WHAT NEEDS TO BE DONE »
The entries below should be output exactly as written.

[Begin]

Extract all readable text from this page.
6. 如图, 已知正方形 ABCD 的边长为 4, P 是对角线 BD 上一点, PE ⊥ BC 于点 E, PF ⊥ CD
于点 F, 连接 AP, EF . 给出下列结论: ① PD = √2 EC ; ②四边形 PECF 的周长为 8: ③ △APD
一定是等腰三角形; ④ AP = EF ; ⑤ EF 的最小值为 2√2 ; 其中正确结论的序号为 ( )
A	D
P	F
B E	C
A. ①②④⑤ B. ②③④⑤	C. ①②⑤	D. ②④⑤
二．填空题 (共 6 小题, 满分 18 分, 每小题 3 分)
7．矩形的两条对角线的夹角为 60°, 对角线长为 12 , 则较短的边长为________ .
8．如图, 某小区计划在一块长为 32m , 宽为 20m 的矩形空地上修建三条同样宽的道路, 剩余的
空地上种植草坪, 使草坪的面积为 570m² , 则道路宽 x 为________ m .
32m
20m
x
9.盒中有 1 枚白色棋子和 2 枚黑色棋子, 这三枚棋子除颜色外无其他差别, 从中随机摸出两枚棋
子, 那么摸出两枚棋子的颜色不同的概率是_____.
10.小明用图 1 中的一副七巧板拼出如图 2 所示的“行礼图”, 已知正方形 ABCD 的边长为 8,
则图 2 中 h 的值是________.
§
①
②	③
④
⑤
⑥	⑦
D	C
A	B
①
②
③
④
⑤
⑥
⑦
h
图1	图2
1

[End]

THE REPLY »
Extract all readable text from this page.
6. 如图, 已知正方形 ABCD 的边长为 4, P 是对角线 BD 上一点, PE ⊥ BC 于点 E, PF ⊥ CD
于点 F, 连接 AP, EF . 给出下列结论: ① PD = √2 EC ; ②四边形 PECF 的周长为 8: ③ △APD
一定是等腰三角形; ④ AP = EF ; ⑤ EF 的最小值为 2√2 ; 其中正确结论的序号为 ( )
A	D
P	F
B E	C
A. ①②④⑤ B. ②③④⑤	C. ①②⑤	D. ②④⑤
二．填空题 (共 6 小题, 满分 18 分, 每小题 3 分)
7．矩形的两条对角线的夹角为 60°, 对角线长为 12 , 则较短的边长为________ .
8．如图, 某小区计划在一块长为 32m , 宽为 20m 的矩形空地上修建三条同样宽的道路, 剩余的
空地上种植草坪, 使草坪的面积为 570m² , 则道路宽 x 为________ m .
32m
20m
x
9.盒中有 1 枚白色棋子和 2 枚黑色棋子, 这三枚棋子除颜色外无其他差别, 从中随机摸出两枚棋
子, 那么摸出两枚棋子的颜色不同的概率是_____.
10.小明用图 1 中的一副七巧板拼出如图 2 所示的“行礼图”, 已知正方形 ABCD 的边长为 8,
则图 2 中 h 的值是________.
§
①
②	③
④
⑤
⑥	⑦
D	C
A	B
①
②
③
④
⑤
⑥
⑦
h
图1	图2
1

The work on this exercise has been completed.